[start]

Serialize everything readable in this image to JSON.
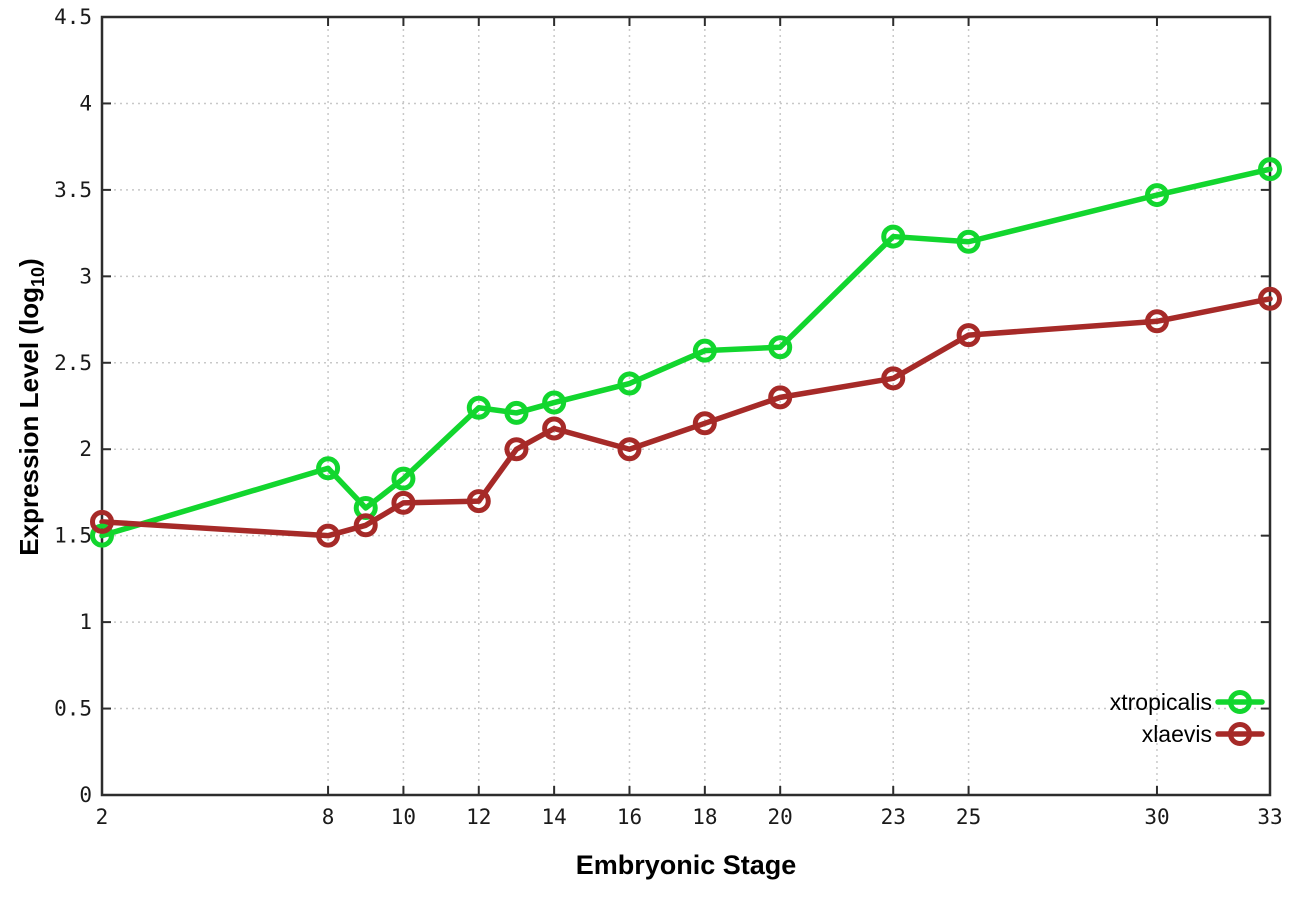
{
  "chart_data": {
    "type": "line",
    "title": "",
    "xlabel": "Embryonic Stage",
    "ylabel": "Expression Level (log10)",
    "ylabel_main": "Expression Level (log",
    "ylabel_sub": "10",
    "ylabel_close": ")",
    "xlim": [
      2,
      33
    ],
    "ylim": [
      0,
      4.5
    ],
    "x_ticks": [
      2,
      8,
      10,
      12,
      14,
      16,
      18,
      20,
      23,
      25,
      30,
      33
    ],
    "y_ticks": [
      0,
      0.5,
      1,
      1.5,
      2,
      2.5,
      3,
      3.5,
      4,
      4.5
    ],
    "grid": true,
    "grid_color": "#c8c8c8",
    "axis_color": "#2d2d2d",
    "legend_position": "bottom-right",
    "x": [
      2,
      8,
      9,
      10,
      12,
      13,
      14,
      16,
      18,
      20,
      23,
      25,
      30,
      33
    ],
    "series": [
      {
        "name": "xtropicalis",
        "color": "#12d62e",
        "marker": "open-circle",
        "values": [
          1.5,
          1.89,
          1.66,
          1.83,
          2.24,
          2.21,
          2.27,
          2.38,
          2.57,
          2.59,
          3.23,
          3.2,
          3.47,
          3.62
        ]
      },
      {
        "name": "xlaevis",
        "color": "#a62a28",
        "marker": "open-circle",
        "values": [
          1.58,
          1.5,
          1.56,
          1.69,
          1.7,
          2.0,
          2.12,
          2.0,
          2.15,
          2.3,
          2.41,
          2.66,
          2.74,
          2.87
        ]
      }
    ]
  }
}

[end]

*Requirement*: Set down every record once more, word for word, without pictures.

*In response*:
Serialize everything readable in this image to JSON.
{
  "chart_data": {
    "type": "line",
    "title": "",
    "xlabel": "Embryonic Stage",
    "ylabel": "Expression Level (log10)",
    "ylabel_main": "Expression Level (log",
    "ylabel_sub": "10",
    "ylabel_close": ")",
    "xlim": [
      2,
      33
    ],
    "ylim": [
      0,
      4.5
    ],
    "x_ticks": [
      2,
      8,
      10,
      12,
      14,
      16,
      18,
      20,
      23,
      25,
      30,
      33
    ],
    "y_ticks": [
      0,
      0.5,
      1,
      1.5,
      2,
      2.5,
      3,
      3.5,
      4,
      4.5
    ],
    "grid": true,
    "grid_color": "#c8c8c8",
    "axis_color": "#2d2d2d",
    "legend_position": "bottom-right",
    "x": [
      2,
      8,
      9,
      10,
      12,
      13,
      14,
      16,
      18,
      20,
      23,
      25,
      30,
      33
    ],
    "series": [
      {
        "name": "xtropicalis",
        "color": "#12d62e",
        "marker": "open-circle",
        "values": [
          1.5,
          1.89,
          1.66,
          1.83,
          2.24,
          2.21,
          2.27,
          2.38,
          2.57,
          2.59,
          3.23,
          3.2,
          3.47,
          3.62
        ]
      },
      {
        "name": "xlaevis",
        "color": "#a62a28",
        "marker": "open-circle",
        "values": [
          1.58,
          1.5,
          1.56,
          1.69,
          1.7,
          2.0,
          2.12,
          2.0,
          2.15,
          2.3,
          2.41,
          2.66,
          2.74,
          2.87
        ]
      }
    ]
  }
}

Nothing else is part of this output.